* Written request: Exclude the pictures and reproduce the remaining data exactly as written.

[start Data records]

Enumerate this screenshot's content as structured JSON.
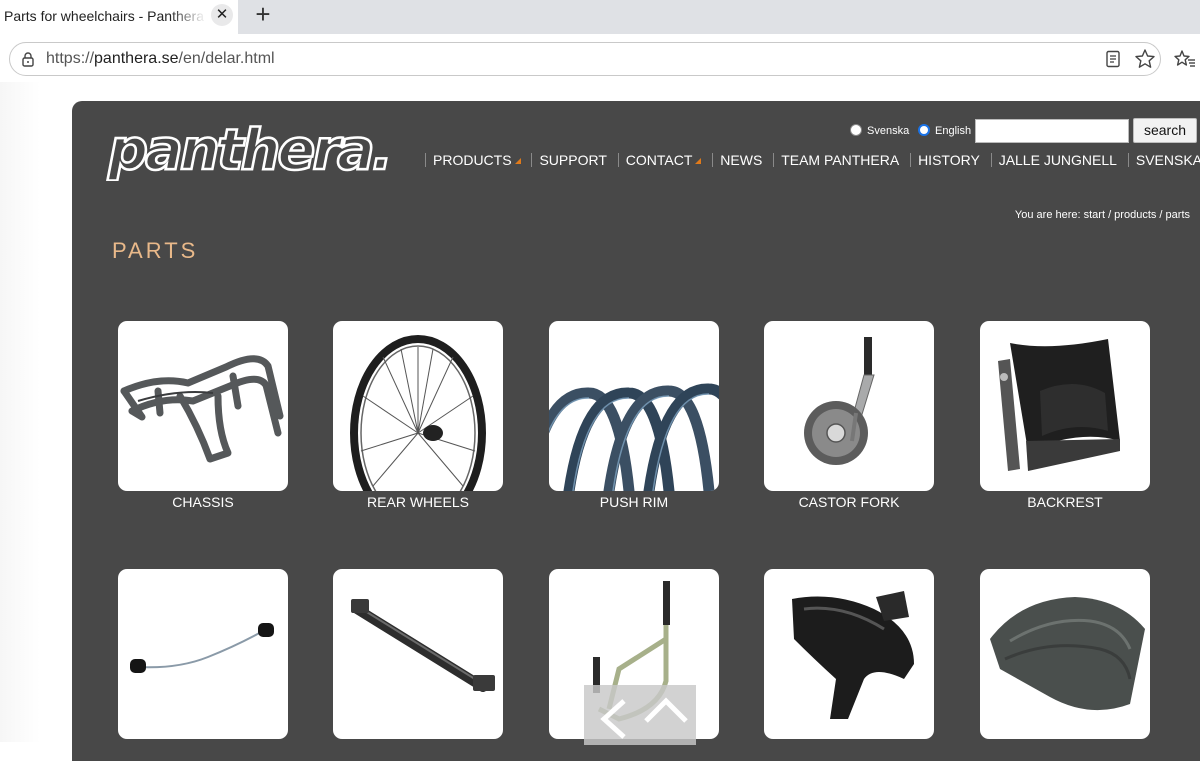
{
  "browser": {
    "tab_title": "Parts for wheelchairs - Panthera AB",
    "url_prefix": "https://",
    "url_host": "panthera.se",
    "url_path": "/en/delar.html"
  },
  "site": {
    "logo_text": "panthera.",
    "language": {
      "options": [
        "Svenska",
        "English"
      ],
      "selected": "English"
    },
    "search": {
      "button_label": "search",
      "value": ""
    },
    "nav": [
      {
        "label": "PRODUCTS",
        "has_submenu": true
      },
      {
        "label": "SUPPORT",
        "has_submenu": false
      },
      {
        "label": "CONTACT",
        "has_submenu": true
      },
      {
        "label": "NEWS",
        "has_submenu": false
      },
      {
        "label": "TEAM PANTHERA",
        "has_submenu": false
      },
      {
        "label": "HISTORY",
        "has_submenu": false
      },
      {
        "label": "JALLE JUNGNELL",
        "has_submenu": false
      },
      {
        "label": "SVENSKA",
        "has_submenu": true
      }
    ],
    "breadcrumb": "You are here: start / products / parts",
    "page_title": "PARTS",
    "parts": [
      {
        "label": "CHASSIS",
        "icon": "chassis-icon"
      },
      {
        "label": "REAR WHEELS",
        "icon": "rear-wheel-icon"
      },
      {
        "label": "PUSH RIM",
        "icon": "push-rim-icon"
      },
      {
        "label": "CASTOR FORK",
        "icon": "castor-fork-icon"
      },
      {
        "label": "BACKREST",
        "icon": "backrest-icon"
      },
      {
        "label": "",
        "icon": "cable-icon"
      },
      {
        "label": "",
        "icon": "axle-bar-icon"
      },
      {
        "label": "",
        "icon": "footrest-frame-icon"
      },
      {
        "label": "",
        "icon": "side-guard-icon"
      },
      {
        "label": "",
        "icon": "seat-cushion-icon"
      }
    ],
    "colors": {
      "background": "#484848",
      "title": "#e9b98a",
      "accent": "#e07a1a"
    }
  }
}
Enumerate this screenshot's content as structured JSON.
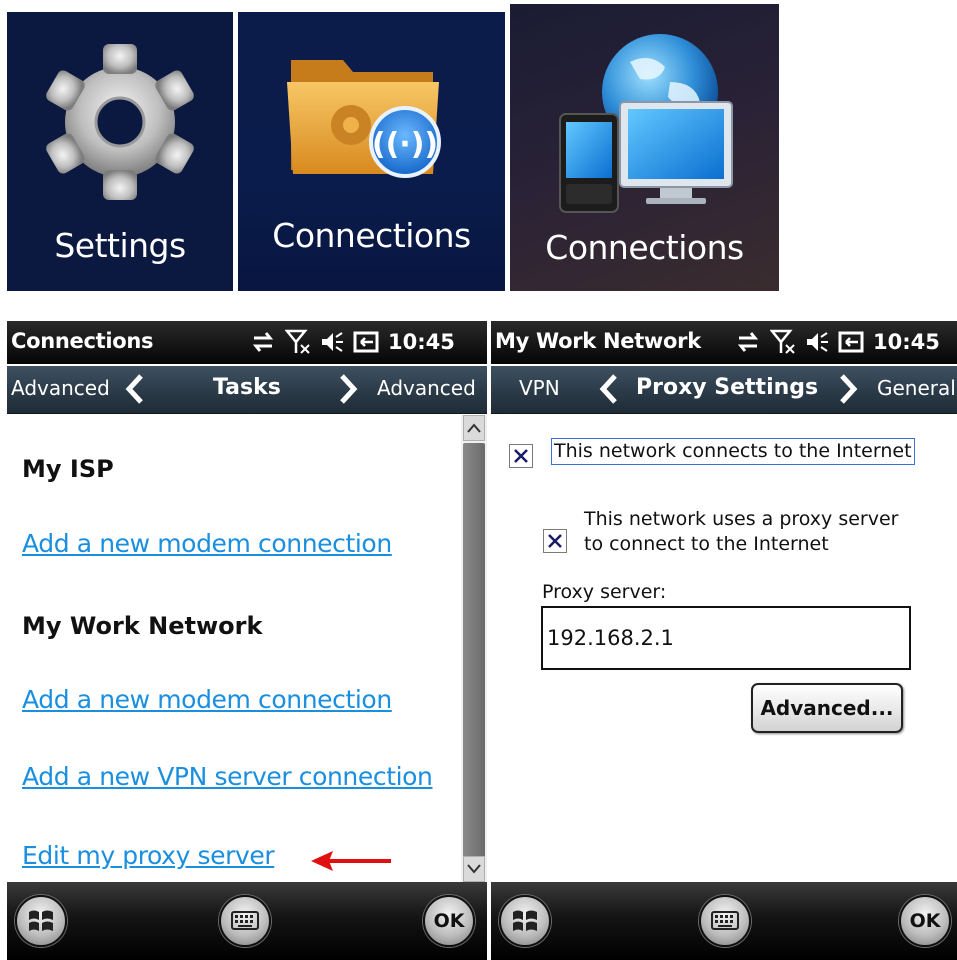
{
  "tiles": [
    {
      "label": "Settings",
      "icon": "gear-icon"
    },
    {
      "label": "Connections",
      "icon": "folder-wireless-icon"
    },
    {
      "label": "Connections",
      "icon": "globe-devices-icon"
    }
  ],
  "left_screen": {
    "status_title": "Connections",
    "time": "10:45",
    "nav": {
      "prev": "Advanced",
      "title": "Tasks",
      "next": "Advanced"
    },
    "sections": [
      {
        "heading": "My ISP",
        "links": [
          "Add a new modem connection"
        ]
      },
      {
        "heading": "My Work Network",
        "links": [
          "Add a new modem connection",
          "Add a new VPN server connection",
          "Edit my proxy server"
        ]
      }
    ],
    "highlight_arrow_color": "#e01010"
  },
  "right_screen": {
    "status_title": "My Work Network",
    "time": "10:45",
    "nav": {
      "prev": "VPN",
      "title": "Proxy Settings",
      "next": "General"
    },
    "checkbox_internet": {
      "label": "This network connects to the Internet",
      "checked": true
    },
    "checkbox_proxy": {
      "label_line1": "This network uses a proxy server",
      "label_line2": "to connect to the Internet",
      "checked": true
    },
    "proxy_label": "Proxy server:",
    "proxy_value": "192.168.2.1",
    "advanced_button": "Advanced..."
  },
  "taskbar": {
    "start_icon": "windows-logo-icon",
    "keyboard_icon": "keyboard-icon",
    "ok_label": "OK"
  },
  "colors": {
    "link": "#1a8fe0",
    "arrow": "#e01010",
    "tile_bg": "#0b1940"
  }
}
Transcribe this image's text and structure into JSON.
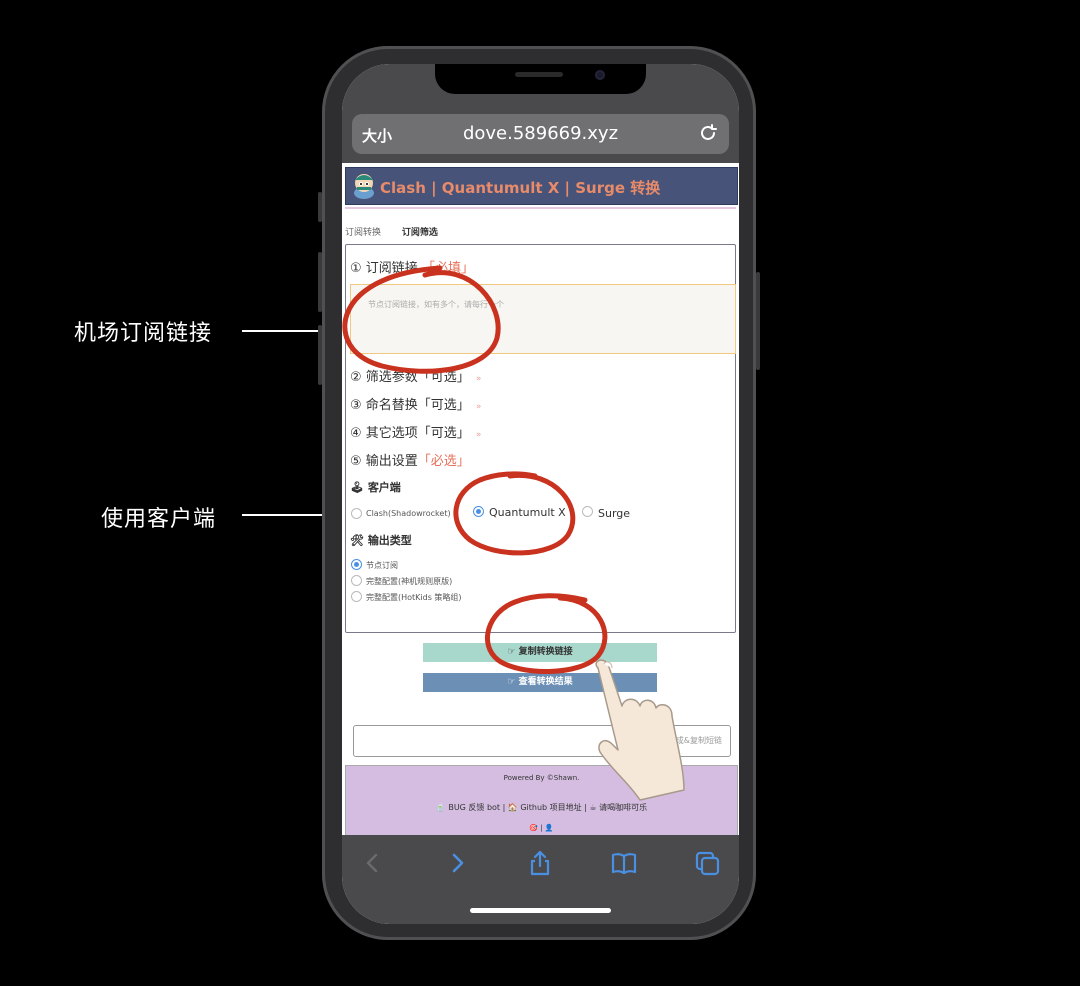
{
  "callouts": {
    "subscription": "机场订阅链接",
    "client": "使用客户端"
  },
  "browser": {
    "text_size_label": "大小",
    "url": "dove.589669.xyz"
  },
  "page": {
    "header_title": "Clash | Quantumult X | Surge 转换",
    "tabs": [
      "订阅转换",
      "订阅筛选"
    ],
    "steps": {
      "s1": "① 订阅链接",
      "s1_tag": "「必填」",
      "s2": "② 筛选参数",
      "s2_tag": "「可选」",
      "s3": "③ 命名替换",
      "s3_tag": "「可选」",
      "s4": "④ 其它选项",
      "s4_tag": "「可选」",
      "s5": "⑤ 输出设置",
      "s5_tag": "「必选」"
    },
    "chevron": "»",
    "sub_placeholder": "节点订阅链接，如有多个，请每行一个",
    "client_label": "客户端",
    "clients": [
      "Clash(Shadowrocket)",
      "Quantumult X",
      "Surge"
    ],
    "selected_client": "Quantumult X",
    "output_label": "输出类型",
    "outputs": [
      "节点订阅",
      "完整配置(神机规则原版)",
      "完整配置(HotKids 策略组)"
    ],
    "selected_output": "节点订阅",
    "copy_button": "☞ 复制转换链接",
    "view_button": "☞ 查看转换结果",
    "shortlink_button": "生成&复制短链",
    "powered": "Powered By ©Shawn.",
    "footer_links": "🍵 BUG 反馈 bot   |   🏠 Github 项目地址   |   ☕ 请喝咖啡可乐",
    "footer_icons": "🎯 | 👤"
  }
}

[end Data records]

* Answer below:
Enumerate this screenshot's content as structured JSON.
{
  "browser": {
    "tab_title": "Parts for wheelchairs - Panthera AB",
    "url_prefix": "https://",
    "url_host": "panthera.se",
    "url_path": "/en/delar.html"
  },
  "site": {
    "logo_text": "panthera.",
    "language": {
      "options": [
        "Svenska",
        "English"
      ],
      "selected": "English"
    },
    "search": {
      "button_label": "search",
      "value": ""
    },
    "nav": [
      {
        "label": "PRODUCTS",
        "has_submenu": true
      },
      {
        "label": "SUPPORT",
        "has_submenu": false
      },
      {
        "label": "CONTACT",
        "has_submenu": true
      },
      {
        "label": "NEWS",
        "has_submenu": false
      },
      {
        "label": "TEAM PANTHERA",
        "has_submenu": false
      },
      {
        "label": "HISTORY",
        "has_submenu": false
      },
      {
        "label": "JALLE JUNGNELL",
        "has_submenu": false
      },
      {
        "label": "SVENSKA",
        "has_submenu": true
      }
    ],
    "breadcrumb": "You are here: start / products / parts",
    "page_title": "PARTS",
    "parts": [
      {
        "label": "CHASSIS",
        "icon": "chassis-icon"
      },
      {
        "label": "REAR WHEELS",
        "icon": "rear-wheel-icon"
      },
      {
        "label": "PUSH RIM",
        "icon": "push-rim-icon"
      },
      {
        "label": "CASTOR FORK",
        "icon": "castor-fork-icon"
      },
      {
        "label": "BACKREST",
        "icon": "backrest-icon"
      },
      {
        "label": "",
        "icon": "cable-icon"
      },
      {
        "label": "",
        "icon": "axle-bar-icon"
      },
      {
        "label": "",
        "icon": "footrest-frame-icon"
      },
      {
        "label": "",
        "icon": "side-guard-icon"
      },
      {
        "label": "",
        "icon": "seat-cushion-icon"
      }
    ],
    "colors": {
      "background": "#484848",
      "title": "#e9b98a",
      "accent": "#e07a1a"
    }
  }
}
Enumerate this screenshot's content as structured JSON.
{
  "tiles": [
    {
      "label": "Settings",
      "icon": "gear-icon"
    },
    {
      "label": "Connections",
      "icon": "folder-wireless-icon"
    },
    {
      "label": "Connections",
      "icon": "globe-devices-icon"
    }
  ],
  "left_screen": {
    "status_title": "Connections",
    "time": "10:45",
    "nav": {
      "prev": "Advanced",
      "title": "Tasks",
      "next": "Advanced"
    },
    "sections": [
      {
        "heading": "My ISP",
        "links": [
          "Add a new modem connection"
        ]
      },
      {
        "heading": "My Work Network",
        "links": [
          "Add a new modem connection",
          "Add a new VPN server connection",
          "Edit my proxy server"
        ]
      }
    ],
    "highlight_arrow_color": "#e01010"
  },
  "right_screen": {
    "status_title": "My Work Network",
    "time": "10:45",
    "nav": {
      "prev": "VPN",
      "title": "Proxy Settings",
      "next": "General"
    },
    "checkbox_internet": {
      "label": "This network connects to the Internet",
      "checked": true
    },
    "checkbox_proxy": {
      "label_line1": "This network uses a proxy server",
      "label_line2": "to connect to the Internet",
      "checked": true
    },
    "proxy_label": "Proxy server:",
    "proxy_value": "192.168.2.1",
    "advanced_button": "Advanced..."
  },
  "taskbar": {
    "start_icon": "windows-logo-icon",
    "keyboard_icon": "keyboard-icon",
    "ok_label": "OK"
  },
  "colors": {
    "link": "#1a8fe0",
    "arrow": "#e01010",
    "tile_bg": "#0b1940"
  }
}
Transcribe this image's text and structure into JSON.
{
  "callouts": {
    "subscription": "机场订阅链接",
    "client": "使用客户端"
  },
  "browser": {
    "text_size_label": "大小",
    "url": "dove.589669.xyz"
  },
  "page": {
    "header_title": "Clash | Quantumult X | Surge 转换",
    "tabs": [
      "订阅转换",
      "订阅筛选"
    ],
    "steps": {
      "s1": "① 订阅链接",
      "s1_tag": "「必填」",
      "s2": "② 筛选参数",
      "s2_tag": "「可选」",
      "s3": "③ 命名替换",
      "s3_tag": "「可选」",
      "s4": "④ 其它选项",
      "s4_tag": "「可选」",
      "s5": "⑤ 输出设置",
      "s5_tag": "「必选」"
    },
    "chevron": "»",
    "sub_placeholder": "节点订阅链接，如有多个，请每行一个",
    "client_label": "客户端",
    "clients": [
      "Clash(Shadowrocket)",
      "Quantumult X",
      "Surge"
    ],
    "selected_client": "Quantumult X",
    "output_label": "输出类型",
    "outputs": [
      "节点订阅",
      "完整配置(神机规则原版)",
      "完整配置(HotKids 策略组)"
    ],
    "selected_output": "节点订阅",
    "copy_button": "☞ 复制转换链接",
    "view_button": "☞ 查看转换结果",
    "shortlink_button": "生成&复制短链",
    "powered": "Powered By ©Shawn.",
    "footer_links": "🍵 BUG 反馈 bot   |   🏠 Github 项目地址   |   ☕ 请喝咖啡可乐",
    "footer_icons": "🎯 | 👤"
  }
}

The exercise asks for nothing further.